Search the data for the word "kauika" and copy every line that contains it.

+ + + + + + +

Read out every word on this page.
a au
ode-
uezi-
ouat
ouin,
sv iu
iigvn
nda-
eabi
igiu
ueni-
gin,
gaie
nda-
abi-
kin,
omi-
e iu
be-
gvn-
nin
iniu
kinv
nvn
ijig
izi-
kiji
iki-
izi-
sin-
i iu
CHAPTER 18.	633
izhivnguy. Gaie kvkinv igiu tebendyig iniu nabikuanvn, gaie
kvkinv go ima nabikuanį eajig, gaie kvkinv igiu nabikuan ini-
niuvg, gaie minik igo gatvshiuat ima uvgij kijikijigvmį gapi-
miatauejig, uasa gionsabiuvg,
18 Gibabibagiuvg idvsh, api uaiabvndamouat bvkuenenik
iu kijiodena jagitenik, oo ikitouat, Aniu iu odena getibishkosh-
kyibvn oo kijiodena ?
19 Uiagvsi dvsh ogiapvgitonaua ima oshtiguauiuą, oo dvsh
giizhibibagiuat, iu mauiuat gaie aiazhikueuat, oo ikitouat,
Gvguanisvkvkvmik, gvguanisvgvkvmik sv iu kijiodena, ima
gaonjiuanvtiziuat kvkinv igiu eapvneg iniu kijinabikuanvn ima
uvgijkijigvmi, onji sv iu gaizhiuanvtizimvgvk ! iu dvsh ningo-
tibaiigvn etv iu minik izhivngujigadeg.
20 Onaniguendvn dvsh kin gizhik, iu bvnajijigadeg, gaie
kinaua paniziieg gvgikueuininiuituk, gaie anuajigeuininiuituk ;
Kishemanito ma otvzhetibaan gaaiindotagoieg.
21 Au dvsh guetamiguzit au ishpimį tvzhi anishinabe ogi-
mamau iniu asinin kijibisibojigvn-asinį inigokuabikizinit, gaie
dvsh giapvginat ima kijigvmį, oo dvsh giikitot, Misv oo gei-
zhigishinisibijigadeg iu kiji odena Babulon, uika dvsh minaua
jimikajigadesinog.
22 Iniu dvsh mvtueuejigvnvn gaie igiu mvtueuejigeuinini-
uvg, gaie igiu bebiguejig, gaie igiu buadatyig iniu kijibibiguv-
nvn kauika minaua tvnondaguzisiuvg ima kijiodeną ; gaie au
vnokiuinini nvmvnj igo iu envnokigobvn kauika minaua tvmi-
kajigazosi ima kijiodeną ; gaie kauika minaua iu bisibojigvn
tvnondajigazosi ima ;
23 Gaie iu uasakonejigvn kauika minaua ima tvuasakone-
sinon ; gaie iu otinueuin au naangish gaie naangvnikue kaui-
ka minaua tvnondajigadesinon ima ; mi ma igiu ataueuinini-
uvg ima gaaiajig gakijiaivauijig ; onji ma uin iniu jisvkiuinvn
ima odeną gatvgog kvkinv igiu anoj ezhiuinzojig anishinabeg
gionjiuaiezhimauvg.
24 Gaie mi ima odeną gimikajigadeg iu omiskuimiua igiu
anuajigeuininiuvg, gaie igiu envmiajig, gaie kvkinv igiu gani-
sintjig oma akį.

+ + + + + + +

| FINAL RESULT |
nvn kauika minaua tvnondaguzisiuvg ima kijiodeną ; gaie au
vnokiuinini nvmvnj igo iu envnokigobvn kauika minaua tvmi-
kajigazosi ima kijiodeną ; gaie kauika minaua iu bisibojigvn
23 Gaie iu uasakonejigvn kauika minaua ima tvuasakone-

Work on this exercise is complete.